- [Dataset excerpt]

** START **

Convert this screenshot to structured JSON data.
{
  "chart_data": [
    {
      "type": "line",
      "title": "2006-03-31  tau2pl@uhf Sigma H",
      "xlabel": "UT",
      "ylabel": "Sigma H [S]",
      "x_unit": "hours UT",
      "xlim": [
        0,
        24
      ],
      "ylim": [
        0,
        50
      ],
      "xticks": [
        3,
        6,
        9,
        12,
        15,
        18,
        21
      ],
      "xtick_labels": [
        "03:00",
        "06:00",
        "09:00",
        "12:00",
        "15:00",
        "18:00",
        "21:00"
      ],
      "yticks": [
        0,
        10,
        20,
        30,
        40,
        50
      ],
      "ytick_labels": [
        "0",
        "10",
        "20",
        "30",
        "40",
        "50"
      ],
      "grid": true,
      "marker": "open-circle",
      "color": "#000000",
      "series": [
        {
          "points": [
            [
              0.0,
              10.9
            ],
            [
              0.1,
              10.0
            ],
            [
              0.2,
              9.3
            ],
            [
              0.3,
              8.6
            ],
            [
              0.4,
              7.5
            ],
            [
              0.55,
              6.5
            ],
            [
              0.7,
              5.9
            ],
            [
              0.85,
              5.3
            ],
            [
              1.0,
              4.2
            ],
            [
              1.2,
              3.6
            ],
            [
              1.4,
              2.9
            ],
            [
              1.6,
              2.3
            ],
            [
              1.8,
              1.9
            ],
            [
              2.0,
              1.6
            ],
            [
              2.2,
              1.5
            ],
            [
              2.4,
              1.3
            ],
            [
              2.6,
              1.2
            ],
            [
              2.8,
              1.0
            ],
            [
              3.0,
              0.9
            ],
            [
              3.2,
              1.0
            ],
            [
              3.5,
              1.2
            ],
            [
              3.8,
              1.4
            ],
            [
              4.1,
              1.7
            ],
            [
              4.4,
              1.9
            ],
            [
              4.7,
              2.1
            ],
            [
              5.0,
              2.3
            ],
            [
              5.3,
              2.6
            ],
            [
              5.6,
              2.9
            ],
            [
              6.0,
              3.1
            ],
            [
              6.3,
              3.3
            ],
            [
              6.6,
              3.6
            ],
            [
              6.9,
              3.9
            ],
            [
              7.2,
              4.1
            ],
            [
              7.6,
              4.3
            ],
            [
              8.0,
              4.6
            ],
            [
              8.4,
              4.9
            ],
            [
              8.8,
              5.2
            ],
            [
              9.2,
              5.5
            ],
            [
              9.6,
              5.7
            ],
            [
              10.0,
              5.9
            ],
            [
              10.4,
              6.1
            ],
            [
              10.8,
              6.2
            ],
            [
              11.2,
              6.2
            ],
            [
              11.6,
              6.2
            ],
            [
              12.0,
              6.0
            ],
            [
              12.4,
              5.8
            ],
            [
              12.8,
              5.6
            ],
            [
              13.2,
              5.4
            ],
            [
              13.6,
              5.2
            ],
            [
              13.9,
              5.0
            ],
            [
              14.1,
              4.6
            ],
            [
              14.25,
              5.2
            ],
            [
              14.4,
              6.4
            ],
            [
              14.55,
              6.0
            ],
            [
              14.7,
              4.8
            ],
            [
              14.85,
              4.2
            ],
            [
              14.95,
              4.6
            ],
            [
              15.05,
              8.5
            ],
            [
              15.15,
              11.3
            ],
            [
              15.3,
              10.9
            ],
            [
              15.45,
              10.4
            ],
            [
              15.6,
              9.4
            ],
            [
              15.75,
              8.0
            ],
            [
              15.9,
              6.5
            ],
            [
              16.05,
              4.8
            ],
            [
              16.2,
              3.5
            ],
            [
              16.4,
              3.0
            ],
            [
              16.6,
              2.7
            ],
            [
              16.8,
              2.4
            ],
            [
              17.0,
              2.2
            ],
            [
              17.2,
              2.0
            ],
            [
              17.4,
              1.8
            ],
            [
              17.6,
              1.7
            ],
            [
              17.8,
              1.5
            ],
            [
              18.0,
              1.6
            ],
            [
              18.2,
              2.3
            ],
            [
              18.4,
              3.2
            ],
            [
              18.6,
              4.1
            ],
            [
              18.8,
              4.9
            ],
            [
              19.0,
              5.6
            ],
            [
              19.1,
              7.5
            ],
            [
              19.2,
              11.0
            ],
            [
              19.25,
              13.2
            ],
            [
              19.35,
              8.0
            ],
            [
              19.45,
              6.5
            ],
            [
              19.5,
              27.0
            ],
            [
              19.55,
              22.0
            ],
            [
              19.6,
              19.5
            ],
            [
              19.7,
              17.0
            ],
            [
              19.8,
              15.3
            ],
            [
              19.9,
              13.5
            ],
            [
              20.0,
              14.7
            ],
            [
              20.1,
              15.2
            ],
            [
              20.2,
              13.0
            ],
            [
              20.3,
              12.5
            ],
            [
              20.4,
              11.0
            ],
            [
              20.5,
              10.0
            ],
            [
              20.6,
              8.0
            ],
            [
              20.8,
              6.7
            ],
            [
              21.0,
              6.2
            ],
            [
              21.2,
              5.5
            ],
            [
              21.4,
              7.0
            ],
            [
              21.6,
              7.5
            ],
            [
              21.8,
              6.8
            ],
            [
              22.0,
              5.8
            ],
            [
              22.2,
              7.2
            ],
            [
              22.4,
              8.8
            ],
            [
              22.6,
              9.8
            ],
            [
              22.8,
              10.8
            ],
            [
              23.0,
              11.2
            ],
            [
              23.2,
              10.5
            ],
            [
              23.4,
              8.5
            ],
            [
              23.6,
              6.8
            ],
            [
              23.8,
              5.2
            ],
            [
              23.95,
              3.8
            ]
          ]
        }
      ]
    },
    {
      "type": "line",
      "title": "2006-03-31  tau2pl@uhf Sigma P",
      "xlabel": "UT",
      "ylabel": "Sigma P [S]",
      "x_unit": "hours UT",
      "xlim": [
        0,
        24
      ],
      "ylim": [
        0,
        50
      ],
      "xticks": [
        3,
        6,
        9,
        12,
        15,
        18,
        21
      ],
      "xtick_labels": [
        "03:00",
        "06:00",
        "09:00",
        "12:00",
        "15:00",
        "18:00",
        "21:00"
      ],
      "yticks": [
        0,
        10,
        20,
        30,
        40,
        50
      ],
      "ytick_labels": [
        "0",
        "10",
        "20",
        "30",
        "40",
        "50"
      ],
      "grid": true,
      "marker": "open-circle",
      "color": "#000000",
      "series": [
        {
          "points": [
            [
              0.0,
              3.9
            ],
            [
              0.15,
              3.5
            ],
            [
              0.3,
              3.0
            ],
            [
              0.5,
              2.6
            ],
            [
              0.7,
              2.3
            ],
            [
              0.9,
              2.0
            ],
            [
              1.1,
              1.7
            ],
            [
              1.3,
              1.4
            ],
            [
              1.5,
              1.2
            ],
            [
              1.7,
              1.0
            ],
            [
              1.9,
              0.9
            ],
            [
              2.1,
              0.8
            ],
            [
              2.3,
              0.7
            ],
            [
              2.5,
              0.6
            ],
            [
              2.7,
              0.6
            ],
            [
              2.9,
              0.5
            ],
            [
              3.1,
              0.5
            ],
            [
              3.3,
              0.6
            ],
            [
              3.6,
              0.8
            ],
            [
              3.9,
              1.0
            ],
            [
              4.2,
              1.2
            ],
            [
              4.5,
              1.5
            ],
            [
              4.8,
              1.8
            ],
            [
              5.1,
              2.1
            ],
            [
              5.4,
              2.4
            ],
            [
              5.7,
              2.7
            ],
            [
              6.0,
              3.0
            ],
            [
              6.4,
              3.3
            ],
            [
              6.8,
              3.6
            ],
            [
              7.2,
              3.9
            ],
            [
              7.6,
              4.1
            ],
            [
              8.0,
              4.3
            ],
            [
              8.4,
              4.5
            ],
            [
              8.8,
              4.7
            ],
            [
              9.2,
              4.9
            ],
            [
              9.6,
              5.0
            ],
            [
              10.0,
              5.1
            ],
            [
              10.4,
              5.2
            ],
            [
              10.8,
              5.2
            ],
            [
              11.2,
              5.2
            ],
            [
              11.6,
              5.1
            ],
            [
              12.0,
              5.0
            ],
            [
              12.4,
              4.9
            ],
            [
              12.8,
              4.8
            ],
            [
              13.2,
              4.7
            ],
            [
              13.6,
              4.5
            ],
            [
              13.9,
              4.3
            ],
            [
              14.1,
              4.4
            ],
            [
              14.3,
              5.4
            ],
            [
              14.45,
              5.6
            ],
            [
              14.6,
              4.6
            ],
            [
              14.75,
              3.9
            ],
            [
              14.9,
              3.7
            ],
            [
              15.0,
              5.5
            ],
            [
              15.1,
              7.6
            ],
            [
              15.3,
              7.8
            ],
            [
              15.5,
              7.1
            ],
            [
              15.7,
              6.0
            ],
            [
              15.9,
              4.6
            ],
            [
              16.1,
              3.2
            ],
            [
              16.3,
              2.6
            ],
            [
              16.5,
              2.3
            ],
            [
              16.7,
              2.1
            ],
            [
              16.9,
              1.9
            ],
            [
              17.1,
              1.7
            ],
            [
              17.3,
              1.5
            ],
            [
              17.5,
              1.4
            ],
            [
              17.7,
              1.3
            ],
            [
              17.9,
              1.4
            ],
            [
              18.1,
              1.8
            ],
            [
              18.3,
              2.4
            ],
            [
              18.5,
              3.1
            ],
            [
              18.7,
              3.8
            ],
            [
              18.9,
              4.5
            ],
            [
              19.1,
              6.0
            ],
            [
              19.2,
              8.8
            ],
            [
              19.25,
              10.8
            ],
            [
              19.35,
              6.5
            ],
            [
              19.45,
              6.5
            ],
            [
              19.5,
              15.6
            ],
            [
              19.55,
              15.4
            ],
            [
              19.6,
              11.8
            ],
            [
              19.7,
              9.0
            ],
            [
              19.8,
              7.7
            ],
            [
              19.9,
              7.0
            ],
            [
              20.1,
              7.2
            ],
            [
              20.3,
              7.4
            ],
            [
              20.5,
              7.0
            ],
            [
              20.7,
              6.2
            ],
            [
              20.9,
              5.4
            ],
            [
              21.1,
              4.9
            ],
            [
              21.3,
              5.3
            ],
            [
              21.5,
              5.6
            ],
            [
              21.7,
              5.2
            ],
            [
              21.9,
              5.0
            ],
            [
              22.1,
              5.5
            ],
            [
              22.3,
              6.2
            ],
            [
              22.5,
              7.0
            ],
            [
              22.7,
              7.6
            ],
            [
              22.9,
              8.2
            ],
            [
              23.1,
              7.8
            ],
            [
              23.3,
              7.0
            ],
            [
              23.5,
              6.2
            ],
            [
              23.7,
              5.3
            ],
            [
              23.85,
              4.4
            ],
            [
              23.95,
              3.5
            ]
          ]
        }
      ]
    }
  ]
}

** END **

Provide only the count of lines in the data above that include the string "title".

2